━━ DATA
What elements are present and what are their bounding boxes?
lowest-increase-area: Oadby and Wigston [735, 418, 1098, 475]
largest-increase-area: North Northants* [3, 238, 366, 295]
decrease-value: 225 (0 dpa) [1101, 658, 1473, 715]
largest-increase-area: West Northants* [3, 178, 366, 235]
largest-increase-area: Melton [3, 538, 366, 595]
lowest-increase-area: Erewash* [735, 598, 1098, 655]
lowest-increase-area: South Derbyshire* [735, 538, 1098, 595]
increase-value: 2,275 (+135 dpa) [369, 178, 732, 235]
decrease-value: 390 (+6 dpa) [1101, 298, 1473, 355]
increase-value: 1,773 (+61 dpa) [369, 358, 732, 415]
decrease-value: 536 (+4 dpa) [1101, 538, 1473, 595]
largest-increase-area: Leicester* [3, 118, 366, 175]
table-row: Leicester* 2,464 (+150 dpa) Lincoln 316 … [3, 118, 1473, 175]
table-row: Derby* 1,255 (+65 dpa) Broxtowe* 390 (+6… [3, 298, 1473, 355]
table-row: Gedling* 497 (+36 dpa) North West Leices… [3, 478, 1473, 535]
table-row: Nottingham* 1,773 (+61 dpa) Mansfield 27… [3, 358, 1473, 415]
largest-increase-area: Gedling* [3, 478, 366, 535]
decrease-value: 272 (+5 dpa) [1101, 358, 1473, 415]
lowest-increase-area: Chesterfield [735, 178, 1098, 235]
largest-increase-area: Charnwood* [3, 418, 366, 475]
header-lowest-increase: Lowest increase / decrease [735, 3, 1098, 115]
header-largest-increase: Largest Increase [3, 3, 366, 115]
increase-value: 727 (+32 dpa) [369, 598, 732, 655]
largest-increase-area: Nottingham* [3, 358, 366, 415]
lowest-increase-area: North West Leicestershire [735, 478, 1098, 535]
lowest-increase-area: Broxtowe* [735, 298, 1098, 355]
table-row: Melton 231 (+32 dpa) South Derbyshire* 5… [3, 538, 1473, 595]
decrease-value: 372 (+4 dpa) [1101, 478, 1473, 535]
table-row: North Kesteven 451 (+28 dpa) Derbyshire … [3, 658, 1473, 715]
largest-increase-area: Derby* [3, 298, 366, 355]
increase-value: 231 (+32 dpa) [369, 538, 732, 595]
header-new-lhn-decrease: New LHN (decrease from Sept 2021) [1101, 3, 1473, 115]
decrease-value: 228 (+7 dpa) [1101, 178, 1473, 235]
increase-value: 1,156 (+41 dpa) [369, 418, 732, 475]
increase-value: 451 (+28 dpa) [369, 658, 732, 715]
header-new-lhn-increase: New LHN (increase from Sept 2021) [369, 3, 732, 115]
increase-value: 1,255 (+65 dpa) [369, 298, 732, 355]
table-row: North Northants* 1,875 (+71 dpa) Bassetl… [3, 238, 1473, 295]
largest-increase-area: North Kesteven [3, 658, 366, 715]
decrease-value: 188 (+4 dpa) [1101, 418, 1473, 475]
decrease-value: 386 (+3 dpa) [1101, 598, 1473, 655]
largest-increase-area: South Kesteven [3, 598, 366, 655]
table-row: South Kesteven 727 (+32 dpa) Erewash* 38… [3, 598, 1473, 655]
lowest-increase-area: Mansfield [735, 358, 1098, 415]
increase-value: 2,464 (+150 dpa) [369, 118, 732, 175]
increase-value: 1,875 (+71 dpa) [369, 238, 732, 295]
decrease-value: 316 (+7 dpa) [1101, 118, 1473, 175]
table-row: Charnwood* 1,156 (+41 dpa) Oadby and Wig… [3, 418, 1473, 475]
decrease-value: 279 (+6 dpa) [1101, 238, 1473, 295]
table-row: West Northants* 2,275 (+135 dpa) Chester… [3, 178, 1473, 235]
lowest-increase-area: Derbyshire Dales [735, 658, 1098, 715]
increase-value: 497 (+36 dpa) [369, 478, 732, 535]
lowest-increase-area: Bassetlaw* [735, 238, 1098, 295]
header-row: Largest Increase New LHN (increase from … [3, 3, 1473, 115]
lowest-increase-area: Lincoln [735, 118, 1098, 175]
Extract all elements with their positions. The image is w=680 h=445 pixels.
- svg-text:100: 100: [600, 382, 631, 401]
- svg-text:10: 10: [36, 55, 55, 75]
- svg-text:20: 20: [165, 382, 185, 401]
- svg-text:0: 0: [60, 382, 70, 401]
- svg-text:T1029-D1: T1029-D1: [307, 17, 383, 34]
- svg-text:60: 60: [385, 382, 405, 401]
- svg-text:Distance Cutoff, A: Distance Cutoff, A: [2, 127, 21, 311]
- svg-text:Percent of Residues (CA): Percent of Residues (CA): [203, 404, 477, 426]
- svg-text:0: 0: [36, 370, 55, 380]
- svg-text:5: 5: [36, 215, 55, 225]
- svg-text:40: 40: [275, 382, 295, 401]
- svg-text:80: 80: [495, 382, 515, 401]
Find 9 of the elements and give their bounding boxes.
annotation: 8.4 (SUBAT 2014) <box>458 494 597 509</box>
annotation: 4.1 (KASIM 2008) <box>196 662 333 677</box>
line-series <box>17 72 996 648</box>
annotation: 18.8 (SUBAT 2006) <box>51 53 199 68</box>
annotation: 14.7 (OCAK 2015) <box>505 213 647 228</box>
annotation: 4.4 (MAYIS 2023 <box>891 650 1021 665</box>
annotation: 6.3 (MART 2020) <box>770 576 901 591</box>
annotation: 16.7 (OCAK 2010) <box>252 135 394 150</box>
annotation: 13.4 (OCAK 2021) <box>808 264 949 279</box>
━━━━
- [WHAT IS ASKED] Reproduce every one of the lines above word for word, changing nothing.

- [SOLVED PROBLEM]
What elements are present and what are their bounding boxes?
lowest-increase-area: Oadby and Wigston [735, 418, 1098, 475]
largest-increase-area: North Northants* [3, 238, 366, 295]
decrease-value: 225 (0 dpa) [1101, 658, 1473, 715]
largest-increase-area: West Northants* [3, 178, 366, 235]
largest-increase-area: Melton [3, 538, 366, 595]
lowest-increase-area: Erewash* [735, 598, 1098, 655]
lowest-increase-area: South Derbyshire* [735, 538, 1098, 595]
increase-value: 2,275 (+135 dpa) [369, 178, 732, 235]
decrease-value: 390 (+6 dpa) [1101, 298, 1473, 355]
increase-value: 1,773 (+61 dpa) [369, 358, 732, 415]
decrease-value: 536 (+4 dpa) [1101, 538, 1473, 595]
largest-increase-area: Leicester* [3, 118, 366, 175]
table-row: Leicester* 2,464 (+150 dpa) Lincoln 316 … [3, 118, 1473, 175]
table-row: Derby* 1,255 (+65 dpa) Broxtowe* 390 (+6… [3, 298, 1473, 355]
table-row: Gedling* 497 (+36 dpa) North West Leices… [3, 478, 1473, 535]
table-row: Nottingham* 1,773 (+61 dpa) Mansfield 27… [3, 358, 1473, 415]
largest-increase-area: Gedling* [3, 478, 366, 535]
decrease-value: 272 (+5 dpa) [1101, 358, 1473, 415]
lowest-increase-area: Chesterfield [735, 178, 1098, 235]
largest-increase-area: Charnwood* [3, 418, 366, 475]
header-lowest-increase: Lowest increase / decrease [735, 3, 1098, 115]
header-largest-increase: Largest Increase [3, 3, 366, 115]
increase-value: 727 (+32 dpa) [369, 598, 732, 655]
largest-increase-area: Nottingham* [3, 358, 366, 415]
lowest-increase-area: North West Leicestershire [735, 478, 1098, 535]
lowest-increase-area: Broxtowe* [735, 298, 1098, 355]
table-row: Melton 231 (+32 dpa) South Derbyshire* 5… [3, 538, 1473, 595]
decrease-value: 372 (+4 dpa) [1101, 478, 1473, 535]
table-row: North Kesteven 451 (+28 dpa) Derbyshire … [3, 658, 1473, 715]
largest-increase-area: Derby* [3, 298, 366, 355]
increase-value: 231 (+32 dpa) [369, 538, 732, 595]
header-new-lhn-decrease: New LHN (decrease from Sept 2021) [1101, 3, 1473, 115]
decrease-value: 228 (+7 dpa) [1101, 178, 1473, 235]
increase-value: 1,156 (+41 dpa) [369, 418, 732, 475]
increase-value: 451 (+28 dpa) [369, 658, 732, 715]
header-new-lhn-increase: New LHN (increase from Sept 2021) [369, 3, 732, 115]
increase-value: 1,255 (+65 dpa) [369, 298, 732, 355]
table-row: North Northants* 1,875 (+71 dpa) Bassetl… [3, 238, 1473, 295]
largest-increase-area: North Kesteven [3, 658, 366, 715]
decrease-value: 188 (+4 dpa) [1101, 418, 1473, 475]
decrease-value: 386 (+3 dpa) [1101, 598, 1473, 655]
largest-increase-area: South Kesteven [3, 598, 366, 655]
table-row: South Kesteven 727 (+32 dpa) Erewash* 38… [3, 598, 1473, 655]
lowest-increase-area: Mansfield [735, 358, 1098, 415]
increase-value: 2,464 (+150 dpa) [369, 118, 732, 175]
increase-value: 1,875 (+71 dpa) [369, 238, 732, 295]
decrease-value: 316 (+7 dpa) [1101, 118, 1473, 175]
table-row: Charnwood* 1,156 (+41 dpa) Oadby and Wig… [3, 418, 1473, 475]
decrease-value: 279 (+6 dpa) [1101, 238, 1473, 295]
table-row: West Northants* 2,275 (+135 dpa) Chester… [3, 178, 1473, 235]
lowest-increase-area: Derbyshire Dales [735, 658, 1098, 715]
increase-value: 497 (+36 dpa) [369, 478, 732, 535]
lowest-increase-area: Bassetlaw* [735, 238, 1098, 295]
header-row: Largest Increase New LHN (increase from … [3, 3, 1473, 115]
lowest-increase-area: Lincoln [735, 118, 1098, 175]
Extract all elements with their positions. The image is w=680 h=445 pixels.
- svg-text:100: 100: [600, 382, 631, 401]
- svg-text:10: 10: [36, 55, 55, 75]
- svg-text:20: 20: [165, 382, 185, 401]
- svg-text:0: 0: [60, 382, 70, 401]
- svg-text:T1029-D1: T1029-D1: [307, 17, 383, 34]
- svg-text:60: 60: [385, 382, 405, 401]
- svg-text:Distance Cutoff, A: Distance Cutoff, A: [2, 127, 21, 311]
- svg-text:Percent of Residues (CA): Percent of Residues (CA): [203, 404, 477, 426]
- svg-text:0: 0: [36, 370, 55, 380]
- svg-text:5: 5: [36, 215, 55, 225]
- svg-text:40: 40: [275, 382, 295, 401]
- svg-text:80: 80: [495, 382, 515, 401]
Find 9 of the elements and give their bounding boxes.
annotation: 8.4 (SUBAT 2014) <box>458 494 597 509</box>
annotation: 4.1 (KASIM 2008) <box>196 662 333 677</box>
line-series <box>17 72 996 648</box>
annotation: 18.8 (SUBAT 2006) <box>51 53 199 68</box>
annotation: 14.7 (OCAK 2015) <box>505 213 647 228</box>
annotation: 4.4 (MAYIS 2023 <box>891 650 1021 665</box>
annotation: 6.3 (MART 2020) <box>770 576 901 591</box>
annotation: 16.7 (OCAK 2010) <box>252 135 394 150</box>
annotation: 13.4 (OCAK 2021) <box>808 264 949 279</box>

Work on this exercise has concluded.